Items

========

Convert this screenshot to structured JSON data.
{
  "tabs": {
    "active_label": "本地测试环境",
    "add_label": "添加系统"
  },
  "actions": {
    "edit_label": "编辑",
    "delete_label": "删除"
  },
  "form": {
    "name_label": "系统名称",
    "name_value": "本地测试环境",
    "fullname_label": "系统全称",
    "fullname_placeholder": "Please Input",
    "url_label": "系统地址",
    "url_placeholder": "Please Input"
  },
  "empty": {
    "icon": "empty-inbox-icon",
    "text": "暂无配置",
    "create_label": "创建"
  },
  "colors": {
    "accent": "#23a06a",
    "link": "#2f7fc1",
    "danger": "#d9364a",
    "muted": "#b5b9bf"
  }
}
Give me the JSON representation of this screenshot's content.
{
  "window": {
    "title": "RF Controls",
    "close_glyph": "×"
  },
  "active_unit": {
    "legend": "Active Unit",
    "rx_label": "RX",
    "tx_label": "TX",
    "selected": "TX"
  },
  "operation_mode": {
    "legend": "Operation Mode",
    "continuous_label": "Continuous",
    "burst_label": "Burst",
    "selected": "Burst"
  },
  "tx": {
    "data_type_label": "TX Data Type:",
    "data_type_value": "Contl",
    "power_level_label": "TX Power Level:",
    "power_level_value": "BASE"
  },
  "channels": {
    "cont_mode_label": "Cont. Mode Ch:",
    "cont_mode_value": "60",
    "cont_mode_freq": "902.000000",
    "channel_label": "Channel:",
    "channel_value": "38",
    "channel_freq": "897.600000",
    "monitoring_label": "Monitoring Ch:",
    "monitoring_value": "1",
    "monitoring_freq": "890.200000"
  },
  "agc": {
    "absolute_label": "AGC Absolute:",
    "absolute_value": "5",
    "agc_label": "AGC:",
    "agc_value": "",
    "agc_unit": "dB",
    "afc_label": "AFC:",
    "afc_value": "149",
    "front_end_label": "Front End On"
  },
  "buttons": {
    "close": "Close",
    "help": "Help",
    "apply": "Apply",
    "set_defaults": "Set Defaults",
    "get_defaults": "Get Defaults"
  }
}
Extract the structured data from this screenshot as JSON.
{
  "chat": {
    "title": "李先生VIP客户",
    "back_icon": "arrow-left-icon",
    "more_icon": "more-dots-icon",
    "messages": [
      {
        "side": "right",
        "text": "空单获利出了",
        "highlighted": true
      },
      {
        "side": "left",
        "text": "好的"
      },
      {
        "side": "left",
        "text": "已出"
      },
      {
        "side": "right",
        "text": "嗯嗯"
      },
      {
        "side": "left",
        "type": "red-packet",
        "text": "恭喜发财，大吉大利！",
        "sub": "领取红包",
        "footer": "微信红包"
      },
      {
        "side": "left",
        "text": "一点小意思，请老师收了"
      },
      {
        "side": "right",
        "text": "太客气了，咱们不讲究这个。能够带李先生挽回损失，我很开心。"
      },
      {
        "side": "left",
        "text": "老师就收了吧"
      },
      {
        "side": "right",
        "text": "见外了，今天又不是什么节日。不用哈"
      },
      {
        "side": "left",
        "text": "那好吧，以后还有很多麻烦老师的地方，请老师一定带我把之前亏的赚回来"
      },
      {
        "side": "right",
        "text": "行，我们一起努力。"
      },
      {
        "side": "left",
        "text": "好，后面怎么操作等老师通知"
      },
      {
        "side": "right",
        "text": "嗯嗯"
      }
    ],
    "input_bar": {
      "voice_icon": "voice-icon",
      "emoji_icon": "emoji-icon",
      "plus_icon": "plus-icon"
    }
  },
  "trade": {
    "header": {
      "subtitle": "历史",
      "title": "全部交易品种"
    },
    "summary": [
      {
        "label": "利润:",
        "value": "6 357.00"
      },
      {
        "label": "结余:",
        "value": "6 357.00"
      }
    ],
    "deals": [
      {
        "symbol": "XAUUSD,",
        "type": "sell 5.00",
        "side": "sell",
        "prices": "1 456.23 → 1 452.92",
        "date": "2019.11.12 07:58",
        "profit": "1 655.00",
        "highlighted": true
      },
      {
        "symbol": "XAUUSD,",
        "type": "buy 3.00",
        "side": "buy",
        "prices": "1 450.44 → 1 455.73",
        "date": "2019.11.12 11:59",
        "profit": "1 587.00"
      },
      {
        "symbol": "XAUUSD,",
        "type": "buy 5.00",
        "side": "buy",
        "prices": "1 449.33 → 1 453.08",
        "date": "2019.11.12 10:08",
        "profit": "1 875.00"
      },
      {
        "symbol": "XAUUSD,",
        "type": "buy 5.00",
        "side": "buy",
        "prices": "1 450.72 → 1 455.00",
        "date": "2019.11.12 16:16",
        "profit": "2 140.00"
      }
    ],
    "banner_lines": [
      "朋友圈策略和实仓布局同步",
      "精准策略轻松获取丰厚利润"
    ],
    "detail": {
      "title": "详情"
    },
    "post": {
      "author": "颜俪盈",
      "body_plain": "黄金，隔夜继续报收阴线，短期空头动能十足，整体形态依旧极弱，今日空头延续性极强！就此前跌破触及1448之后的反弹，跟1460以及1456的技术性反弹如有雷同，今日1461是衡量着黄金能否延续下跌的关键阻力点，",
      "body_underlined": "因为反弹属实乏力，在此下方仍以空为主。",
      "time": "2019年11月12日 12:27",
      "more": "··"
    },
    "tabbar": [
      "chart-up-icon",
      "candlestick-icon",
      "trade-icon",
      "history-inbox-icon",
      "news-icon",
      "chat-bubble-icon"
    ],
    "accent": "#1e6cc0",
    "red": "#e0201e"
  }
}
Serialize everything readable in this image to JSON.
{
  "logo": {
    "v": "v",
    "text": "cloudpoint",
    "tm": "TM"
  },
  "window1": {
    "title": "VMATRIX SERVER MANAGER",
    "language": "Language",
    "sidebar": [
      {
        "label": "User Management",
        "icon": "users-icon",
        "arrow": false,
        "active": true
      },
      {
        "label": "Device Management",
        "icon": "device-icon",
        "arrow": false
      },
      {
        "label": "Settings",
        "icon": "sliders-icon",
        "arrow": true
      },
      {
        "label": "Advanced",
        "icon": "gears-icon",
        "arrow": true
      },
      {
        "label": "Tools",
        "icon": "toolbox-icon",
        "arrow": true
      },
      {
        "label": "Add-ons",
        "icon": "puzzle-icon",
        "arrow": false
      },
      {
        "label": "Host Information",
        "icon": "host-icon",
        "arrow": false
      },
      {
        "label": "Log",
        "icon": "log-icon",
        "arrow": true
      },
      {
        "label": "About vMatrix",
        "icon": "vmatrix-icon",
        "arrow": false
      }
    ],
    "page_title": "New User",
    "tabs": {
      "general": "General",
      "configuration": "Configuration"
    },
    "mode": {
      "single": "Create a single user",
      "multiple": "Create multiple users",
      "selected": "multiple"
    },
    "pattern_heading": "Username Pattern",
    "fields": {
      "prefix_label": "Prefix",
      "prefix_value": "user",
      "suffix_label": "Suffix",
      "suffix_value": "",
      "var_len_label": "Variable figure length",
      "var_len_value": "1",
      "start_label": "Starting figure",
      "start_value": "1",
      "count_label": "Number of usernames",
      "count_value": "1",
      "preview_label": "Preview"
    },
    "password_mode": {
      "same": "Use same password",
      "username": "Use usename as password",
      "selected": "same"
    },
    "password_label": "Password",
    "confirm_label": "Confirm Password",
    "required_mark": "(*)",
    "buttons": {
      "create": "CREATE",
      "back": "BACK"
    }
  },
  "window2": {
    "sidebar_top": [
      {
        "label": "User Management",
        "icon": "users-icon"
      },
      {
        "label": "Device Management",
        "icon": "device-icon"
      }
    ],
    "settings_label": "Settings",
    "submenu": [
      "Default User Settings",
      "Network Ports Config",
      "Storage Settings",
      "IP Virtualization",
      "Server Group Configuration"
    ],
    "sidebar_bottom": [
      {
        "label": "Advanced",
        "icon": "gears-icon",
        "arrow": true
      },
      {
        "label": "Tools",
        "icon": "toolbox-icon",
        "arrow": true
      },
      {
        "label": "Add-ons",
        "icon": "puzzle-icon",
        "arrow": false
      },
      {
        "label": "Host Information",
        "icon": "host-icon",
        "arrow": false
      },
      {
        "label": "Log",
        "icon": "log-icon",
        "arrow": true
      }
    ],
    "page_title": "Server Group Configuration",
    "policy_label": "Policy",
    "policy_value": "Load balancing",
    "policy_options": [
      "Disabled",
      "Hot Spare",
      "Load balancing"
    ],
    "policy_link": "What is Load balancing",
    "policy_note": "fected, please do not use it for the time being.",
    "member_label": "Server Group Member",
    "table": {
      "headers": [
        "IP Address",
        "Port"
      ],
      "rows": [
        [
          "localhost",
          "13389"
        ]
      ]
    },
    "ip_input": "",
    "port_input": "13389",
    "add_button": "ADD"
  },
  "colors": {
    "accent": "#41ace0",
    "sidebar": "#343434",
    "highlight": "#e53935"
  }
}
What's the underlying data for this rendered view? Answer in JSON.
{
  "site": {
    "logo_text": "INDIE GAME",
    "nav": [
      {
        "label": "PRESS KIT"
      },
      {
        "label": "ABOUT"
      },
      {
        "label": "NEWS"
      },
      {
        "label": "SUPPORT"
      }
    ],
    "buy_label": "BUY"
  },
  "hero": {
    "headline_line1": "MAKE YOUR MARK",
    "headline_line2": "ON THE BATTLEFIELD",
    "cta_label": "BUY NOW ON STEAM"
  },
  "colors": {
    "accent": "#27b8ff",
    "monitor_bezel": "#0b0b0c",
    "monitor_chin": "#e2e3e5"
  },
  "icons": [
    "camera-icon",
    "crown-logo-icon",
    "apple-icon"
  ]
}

========

Task details
Exactly reproduce the lines from the one containing "What's the underlying" through the end of the records, and only those lines.

Solution
What's the underlying data for this rendered view? Answer in JSON.
{
  "site": {
    "logo_text": "INDIE GAME",
    "nav": [
      {
        "label": "PRESS KIT"
      },
      {
        "label": "ABOUT"
      },
      {
        "label": "NEWS"
      },
      {
        "label": "SUPPORT"
      }
    ],
    "buy_label": "BUY"
  },
  "hero": {
    "headline_line1": "MAKE YOUR MARK",
    "headline_line2": "ON THE BATTLEFIELD",
    "cta_label": "BUY NOW ON STEAM"
  },
  "colors": {
    "accent": "#27b8ff",
    "monitor_bezel": "#0b0b0c",
    "monitor_chin": "#e2e3e5"
  },
  "icons": [
    "camera-icon",
    "crown-logo-icon",
    "apple-icon"
  ]
}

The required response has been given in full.